## What to do
From the listing below, pull out all lines with "current" in them.

begin Extracted information

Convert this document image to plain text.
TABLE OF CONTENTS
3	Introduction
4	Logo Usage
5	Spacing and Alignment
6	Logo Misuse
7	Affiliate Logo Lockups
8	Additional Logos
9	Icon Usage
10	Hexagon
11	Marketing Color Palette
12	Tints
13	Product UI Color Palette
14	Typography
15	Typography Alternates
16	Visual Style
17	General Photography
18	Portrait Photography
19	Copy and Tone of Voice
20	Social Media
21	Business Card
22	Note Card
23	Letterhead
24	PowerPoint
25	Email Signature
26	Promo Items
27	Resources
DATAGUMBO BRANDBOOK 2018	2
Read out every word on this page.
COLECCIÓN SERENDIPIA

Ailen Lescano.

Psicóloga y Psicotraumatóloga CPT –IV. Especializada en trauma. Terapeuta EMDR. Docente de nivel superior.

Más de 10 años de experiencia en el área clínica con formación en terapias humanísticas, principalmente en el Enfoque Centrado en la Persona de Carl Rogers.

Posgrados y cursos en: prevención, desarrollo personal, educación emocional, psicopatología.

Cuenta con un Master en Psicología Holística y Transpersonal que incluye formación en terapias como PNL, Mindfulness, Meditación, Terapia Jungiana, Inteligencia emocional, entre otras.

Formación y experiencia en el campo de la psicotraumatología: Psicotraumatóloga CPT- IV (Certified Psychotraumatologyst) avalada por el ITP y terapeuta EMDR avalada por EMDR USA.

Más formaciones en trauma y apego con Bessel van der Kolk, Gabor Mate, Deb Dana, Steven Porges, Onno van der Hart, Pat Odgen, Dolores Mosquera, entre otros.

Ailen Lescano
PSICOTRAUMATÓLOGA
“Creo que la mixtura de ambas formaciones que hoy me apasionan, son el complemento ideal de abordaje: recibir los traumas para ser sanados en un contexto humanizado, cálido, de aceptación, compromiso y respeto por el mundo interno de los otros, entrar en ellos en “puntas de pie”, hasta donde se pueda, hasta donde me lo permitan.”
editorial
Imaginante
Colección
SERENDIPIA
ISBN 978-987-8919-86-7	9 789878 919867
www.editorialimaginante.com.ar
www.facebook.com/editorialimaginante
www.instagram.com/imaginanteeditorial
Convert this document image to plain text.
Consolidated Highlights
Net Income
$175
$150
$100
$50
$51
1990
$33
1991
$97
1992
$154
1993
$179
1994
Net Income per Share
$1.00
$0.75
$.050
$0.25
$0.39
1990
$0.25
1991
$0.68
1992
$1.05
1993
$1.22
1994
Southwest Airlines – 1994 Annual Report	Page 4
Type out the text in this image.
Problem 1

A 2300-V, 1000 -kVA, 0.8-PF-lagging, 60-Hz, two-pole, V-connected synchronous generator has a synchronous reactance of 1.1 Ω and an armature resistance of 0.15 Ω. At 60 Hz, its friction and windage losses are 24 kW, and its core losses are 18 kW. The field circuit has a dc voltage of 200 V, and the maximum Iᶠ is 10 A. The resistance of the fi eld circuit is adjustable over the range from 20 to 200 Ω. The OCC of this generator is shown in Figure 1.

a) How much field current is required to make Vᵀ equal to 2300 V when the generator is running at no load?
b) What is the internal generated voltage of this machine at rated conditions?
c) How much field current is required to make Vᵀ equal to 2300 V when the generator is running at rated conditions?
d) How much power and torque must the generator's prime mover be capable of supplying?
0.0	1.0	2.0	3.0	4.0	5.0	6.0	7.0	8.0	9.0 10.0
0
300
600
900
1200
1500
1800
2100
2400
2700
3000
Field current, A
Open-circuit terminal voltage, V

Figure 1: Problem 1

end Extracted information

## Answer to the problem
a) How much field current is required to make Vᵀ equal to 2300 V when the generator is running at no load?
c) How much field current is required to make Vᵀ equal to 2300 V when the generator is running at rated conditions?
Field current, A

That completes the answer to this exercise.